(Collected data)

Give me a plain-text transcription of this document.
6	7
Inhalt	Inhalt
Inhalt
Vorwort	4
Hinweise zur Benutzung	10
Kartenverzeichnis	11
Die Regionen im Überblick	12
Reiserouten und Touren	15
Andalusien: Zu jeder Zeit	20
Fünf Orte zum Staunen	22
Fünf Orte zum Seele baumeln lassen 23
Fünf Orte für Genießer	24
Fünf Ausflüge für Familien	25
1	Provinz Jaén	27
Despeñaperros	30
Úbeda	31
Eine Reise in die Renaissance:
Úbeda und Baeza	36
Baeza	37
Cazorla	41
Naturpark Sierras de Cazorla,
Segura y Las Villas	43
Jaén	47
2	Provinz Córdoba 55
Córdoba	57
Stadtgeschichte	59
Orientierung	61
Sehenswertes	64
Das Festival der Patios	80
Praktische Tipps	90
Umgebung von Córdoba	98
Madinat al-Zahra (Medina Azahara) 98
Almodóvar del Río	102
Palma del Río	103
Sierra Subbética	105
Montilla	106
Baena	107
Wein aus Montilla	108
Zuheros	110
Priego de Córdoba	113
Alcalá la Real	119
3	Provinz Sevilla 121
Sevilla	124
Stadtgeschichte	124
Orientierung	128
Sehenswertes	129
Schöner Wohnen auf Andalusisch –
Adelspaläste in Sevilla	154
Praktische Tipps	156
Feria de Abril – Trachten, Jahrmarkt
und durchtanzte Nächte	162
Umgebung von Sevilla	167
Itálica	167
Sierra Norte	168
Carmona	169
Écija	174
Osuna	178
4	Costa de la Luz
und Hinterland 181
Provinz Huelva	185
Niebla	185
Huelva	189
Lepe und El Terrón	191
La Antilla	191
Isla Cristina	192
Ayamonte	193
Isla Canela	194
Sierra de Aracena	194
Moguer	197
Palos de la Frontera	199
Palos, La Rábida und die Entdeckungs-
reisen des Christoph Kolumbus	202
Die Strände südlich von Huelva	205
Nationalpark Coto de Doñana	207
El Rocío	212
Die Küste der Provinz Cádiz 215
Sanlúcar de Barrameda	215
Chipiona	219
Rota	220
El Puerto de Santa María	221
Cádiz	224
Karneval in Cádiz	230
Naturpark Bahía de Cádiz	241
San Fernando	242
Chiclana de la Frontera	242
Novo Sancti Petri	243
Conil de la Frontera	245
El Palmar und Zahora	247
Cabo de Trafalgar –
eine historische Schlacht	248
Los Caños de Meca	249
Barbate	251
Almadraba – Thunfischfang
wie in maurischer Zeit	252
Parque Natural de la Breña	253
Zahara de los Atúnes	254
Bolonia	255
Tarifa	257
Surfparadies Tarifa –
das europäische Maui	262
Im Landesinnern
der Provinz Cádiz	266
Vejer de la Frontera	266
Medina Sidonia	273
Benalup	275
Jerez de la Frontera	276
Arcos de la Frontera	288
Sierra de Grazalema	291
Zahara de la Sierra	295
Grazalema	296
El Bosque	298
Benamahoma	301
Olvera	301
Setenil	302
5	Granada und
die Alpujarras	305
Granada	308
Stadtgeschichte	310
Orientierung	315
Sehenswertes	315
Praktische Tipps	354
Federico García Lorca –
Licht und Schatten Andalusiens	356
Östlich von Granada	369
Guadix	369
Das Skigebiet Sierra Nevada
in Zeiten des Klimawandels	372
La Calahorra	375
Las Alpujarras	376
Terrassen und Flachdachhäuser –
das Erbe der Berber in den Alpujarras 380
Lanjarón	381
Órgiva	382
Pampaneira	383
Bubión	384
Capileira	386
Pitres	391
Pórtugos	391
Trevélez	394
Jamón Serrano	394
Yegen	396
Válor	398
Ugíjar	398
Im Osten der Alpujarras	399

- _Task brief_:
How many of the listing's lines contain "Orientierung"? Respond with a single number and nothing else.

- _Problem solution_:
3